インタビュー

漫画家✕ホスト SPインタビュー 

ホストでありながら全く異なる道で活躍している才能溢れる人物を紹介していく人気企画。今回はヤングアニマルで誌面デビューを飾った漫画家の愛島セシル君に迫ります。なぜ彼は二足のわらじを履くのか?じっくり話を聞いてきました

金よりも“経験”
人として成長できる場所
地元の静岡県でずっとプロボクサーを目指していたんですが、視力が落ちてしまい断念することに。その後は誰もやってそうにないサックスに挑戦してみたりしたんですが、3ヶ月で挫折してしまいました。そんな時、兄の勧めで「ジョジョの奇妙な冒険」を読んだんです。その絵を見た瞬間に衝撃が走り、もっとこの先生の事を知りたいって思いました。漫画家になりたいではなく、この先生に会いたいという思いの方が強かったですね。でも会いたいからスグに会えるわけでは当然ないので、どうしたら良いのか考えた結果、〝同じ土俵”に立てば会えるのでは?と。

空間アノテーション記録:
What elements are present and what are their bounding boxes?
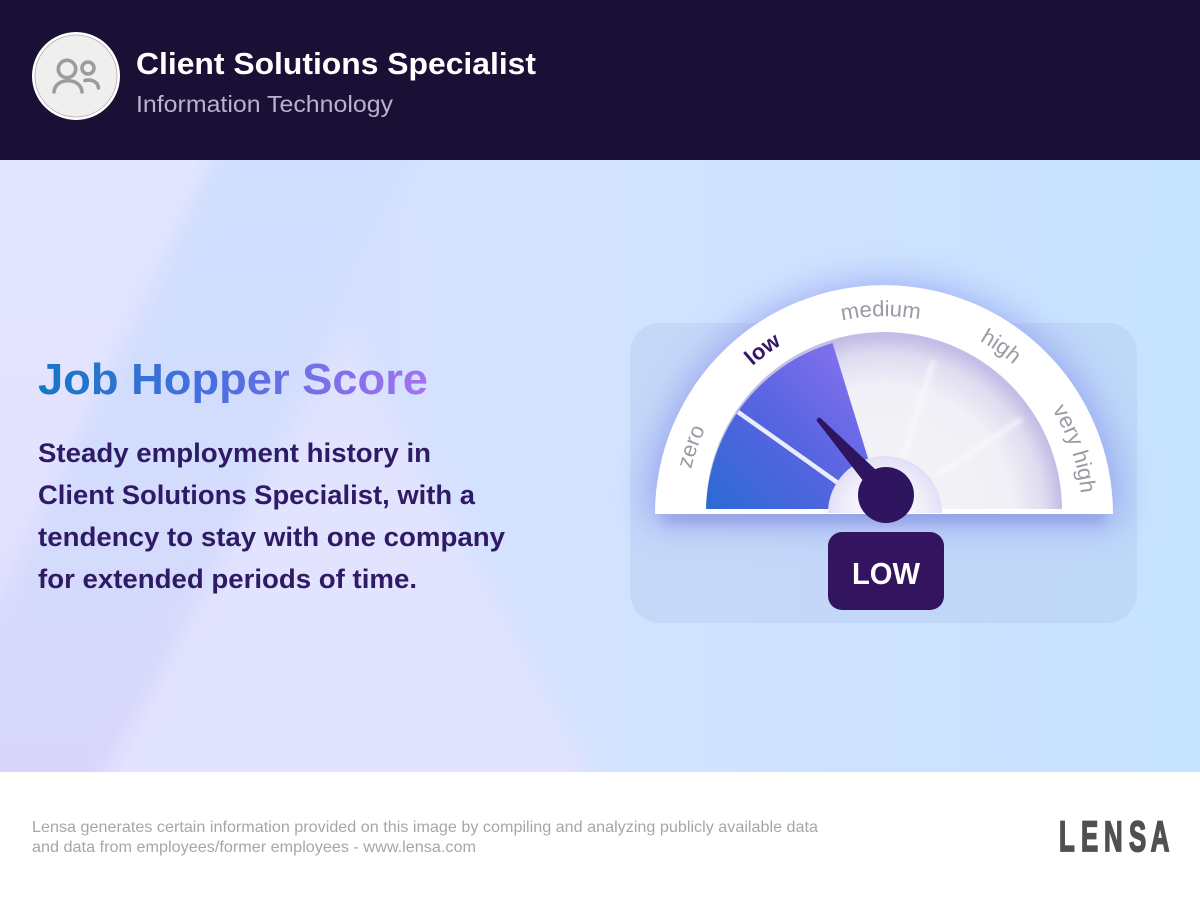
- description text: [38, 438, 505, 594]
- footer disclaimer: Lensa generates certain information provided on this image by compiling and analyzing publicly available data: [32, 819, 818, 836]
- icon: avatar people: [32, 32, 120, 120]
- job title: Client Solutions Specialist: [136, 46, 536, 81]
- gauge scale labels: medium: [842, 300, 920, 320]
- gauge scale labels: high: [981, 328, 1019, 364]
- header bar: [0, 0, 1200, 160]
- gauge scale labels: zero: [680, 426, 704, 468]
- description text: Steady employment history in: [38, 438, 431, 468]
- base line: [706, 509, 1062, 513]
- dial soft ticks: [903, 362, 1020, 475]
- description text: tendency to stay with one company: [38, 522, 505, 552]
- gauge: [632, 265, 1136, 540]
- active sectors zero and low: [706, 343, 884, 510]
- heading: Job Hopper Score: Job Hopper Score: [38, 355, 428, 404]
- panel: gauge backdrop: [630, 323, 1137, 623]
- description text: for extended periods of time.: [38, 564, 417, 594]
- gauge scale labels: [680, 300, 1096, 492]
- footer: [0, 772, 1200, 900]
- base shadow: [662, 512, 1106, 522]
- gauge rim: [655, 285, 1113, 514]
- gauge scale labels: low: [743, 334, 780, 366]
- gauge scale labels: very high: [1054, 404, 1096, 492]
- footer disclaimer: [32, 819, 818, 856]
- background panel: [0, 130, 1200, 810]
- hub: [828, 456, 942, 513]
- needle: [816, 418, 914, 523]
- score badge: LOW: [828, 532, 944, 610]
- score badge: LOW: LOW: [852, 556, 921, 591]
- job category: Information Technology: [136, 91, 394, 117]
- gauge glow: [650, 286, 1118, 520]
- description text: Client Solutions Specialist, with a: [38, 480, 476, 510]
- footer disclaimer: and data from employees/former employees - www.lensa.com: [32, 839, 476, 856]
- Lensa logo: LENSA: [1059, 812, 1169, 861]
- dial face: [706, 332, 1062, 510]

課題 A: インタビュー記事によると、愛島セシル君がプロボクサーを目指すのをやめたのはなぜですか。
課題 B: インタビュー記事を、最後の文の後から続けて書いてください。

最終結果 A: 視力が落ちてしまったからです。

最終結果 B:
フットワークは元々軽いので、とりあえず専門学校に通う事にしたんです。学生時代は本当にビンボーでした。2年間洗濯機とレンジがないままでしたよ(笑)。朝8時~21時まで学校で、22時~は朝方までコンビニでバイトする毎日。授業では周りのレベルが高くて自分の力のなさに悔しくて泣いたこともありました。でも、それでも漫画家を諦めようとは1度も思った事はありませんね。「絶対に漫画家になれる」って根拠のない自信だけはあったので(笑)。

卒業後もコンビニバイトは継続しつつ、空いた時間は作品を作り、ときにはアシスタントとして先生の元で勉強も兼ねて絵を描き続けました。けどふとした瞬間に「なんの為に描いてる?」「本当にこれで成長できるの?」なんて思い始めてしまったんです。漫画だけに専念できる資金とコミュ障だった自分も嫌だったので、思い切って人との関わりが強くて稼げそうなホストに挑戦してみることにしました。いくつかのホストクラブで体入してから、フィーリングがすごくあったtwelveに決めました。会長や店長の人柄とお店のコンセプトに共感したのが理由の1つです。あっ宣伝みたくなっちゃいましたね(笑)。とにかく、ここで1年間みっちりやっていこうと決めたのが去年の7月でした。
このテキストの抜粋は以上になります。